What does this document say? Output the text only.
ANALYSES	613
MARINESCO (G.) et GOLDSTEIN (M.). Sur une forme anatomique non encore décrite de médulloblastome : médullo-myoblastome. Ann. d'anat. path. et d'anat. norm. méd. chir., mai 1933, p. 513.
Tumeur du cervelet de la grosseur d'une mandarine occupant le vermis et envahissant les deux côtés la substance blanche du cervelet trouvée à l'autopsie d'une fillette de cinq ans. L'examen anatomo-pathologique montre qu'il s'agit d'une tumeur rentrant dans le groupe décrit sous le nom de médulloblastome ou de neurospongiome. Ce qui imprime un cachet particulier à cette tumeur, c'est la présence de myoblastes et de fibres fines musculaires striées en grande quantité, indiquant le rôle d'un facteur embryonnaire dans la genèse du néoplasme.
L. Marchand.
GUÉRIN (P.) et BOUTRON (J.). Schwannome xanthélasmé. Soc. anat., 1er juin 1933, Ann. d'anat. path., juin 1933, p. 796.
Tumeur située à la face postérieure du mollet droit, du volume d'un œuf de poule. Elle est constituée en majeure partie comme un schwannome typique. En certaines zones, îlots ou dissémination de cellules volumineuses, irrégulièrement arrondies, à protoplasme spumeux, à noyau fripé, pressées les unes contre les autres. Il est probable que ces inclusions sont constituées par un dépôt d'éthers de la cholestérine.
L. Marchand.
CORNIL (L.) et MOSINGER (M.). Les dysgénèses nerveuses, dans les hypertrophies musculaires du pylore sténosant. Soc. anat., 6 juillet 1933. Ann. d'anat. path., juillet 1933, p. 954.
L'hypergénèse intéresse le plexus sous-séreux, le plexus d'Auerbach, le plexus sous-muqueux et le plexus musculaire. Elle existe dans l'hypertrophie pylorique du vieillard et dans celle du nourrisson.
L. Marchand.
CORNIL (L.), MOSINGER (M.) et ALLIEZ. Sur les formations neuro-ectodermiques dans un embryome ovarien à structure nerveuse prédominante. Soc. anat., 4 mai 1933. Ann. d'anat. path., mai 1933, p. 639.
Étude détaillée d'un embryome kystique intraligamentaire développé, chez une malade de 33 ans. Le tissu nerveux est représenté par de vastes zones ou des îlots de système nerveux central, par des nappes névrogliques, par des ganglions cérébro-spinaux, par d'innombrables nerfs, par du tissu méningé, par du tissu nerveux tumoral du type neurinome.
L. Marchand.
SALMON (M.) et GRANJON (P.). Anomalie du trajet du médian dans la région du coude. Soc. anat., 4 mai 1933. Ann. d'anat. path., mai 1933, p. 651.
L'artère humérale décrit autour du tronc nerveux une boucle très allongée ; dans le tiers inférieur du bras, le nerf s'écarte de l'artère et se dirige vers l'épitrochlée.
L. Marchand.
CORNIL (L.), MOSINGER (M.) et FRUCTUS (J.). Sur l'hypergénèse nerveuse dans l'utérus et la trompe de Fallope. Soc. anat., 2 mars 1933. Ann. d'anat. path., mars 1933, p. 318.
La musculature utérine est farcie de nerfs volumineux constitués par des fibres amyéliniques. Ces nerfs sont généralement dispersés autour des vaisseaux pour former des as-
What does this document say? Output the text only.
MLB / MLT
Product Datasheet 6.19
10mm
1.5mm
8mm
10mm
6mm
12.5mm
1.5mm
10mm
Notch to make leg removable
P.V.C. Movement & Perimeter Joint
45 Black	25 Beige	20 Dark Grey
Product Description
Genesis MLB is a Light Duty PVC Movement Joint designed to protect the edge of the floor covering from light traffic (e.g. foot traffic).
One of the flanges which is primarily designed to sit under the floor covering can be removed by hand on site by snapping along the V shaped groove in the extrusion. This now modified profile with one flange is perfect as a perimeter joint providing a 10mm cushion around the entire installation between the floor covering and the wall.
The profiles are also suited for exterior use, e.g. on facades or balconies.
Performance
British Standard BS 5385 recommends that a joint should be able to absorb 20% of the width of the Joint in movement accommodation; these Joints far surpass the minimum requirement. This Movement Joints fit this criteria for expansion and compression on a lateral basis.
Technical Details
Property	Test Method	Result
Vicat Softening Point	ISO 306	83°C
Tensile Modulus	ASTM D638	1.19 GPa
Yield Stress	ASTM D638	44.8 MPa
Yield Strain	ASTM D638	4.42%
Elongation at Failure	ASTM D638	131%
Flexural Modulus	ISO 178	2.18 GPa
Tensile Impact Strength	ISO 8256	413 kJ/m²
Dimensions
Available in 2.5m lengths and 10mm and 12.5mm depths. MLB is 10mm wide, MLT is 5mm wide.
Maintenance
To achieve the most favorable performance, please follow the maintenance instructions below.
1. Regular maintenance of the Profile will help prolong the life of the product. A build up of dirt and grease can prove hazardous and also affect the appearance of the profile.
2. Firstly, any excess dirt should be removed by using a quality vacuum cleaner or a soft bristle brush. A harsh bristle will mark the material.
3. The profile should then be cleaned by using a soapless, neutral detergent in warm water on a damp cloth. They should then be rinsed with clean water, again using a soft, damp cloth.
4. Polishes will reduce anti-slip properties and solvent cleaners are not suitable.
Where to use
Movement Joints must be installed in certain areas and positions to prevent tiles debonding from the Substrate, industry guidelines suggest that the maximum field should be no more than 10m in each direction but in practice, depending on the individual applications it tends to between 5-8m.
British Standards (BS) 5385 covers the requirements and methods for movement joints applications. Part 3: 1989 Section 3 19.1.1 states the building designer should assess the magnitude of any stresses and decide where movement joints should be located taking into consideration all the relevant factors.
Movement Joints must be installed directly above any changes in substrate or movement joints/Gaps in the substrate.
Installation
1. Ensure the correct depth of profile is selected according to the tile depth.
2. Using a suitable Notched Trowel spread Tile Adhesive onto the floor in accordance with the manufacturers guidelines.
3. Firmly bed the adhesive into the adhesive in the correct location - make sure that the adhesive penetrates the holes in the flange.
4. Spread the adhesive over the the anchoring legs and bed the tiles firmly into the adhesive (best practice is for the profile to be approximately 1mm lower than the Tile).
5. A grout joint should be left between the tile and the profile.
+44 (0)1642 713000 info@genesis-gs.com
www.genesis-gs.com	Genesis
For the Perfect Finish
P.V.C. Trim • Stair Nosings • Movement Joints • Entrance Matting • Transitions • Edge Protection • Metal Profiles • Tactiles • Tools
◆ ◆ ◆ ◆
■ WORK INSTRUCTION
All lines of the records above that contain the word "Elle" are to be copied out.

■ OUTPUT
Tumeur située à la face postérieure du mollet droit, du volume d'un œuf de poule. Elle est constituée en majeure partie comme un schwannome typique. En certaines zones, îlots ou dissémination de cellules volumineuses, irrégulièrement arrondies, à protoplasme spumeux, à noyau fripé, pressées les unes contre les autres. Il est probable que ces inclusions sont constituées par un dépôt d'éthers de la cholestérine.
L'hypergénèse intéresse le plexus sous-séreux, le plexus d'Auerbach, le plexus sous-muqueux et le plexus musculaire. Elle existe dans l'hypertrophie pylorique du vieillard et dans celle du nourrisson.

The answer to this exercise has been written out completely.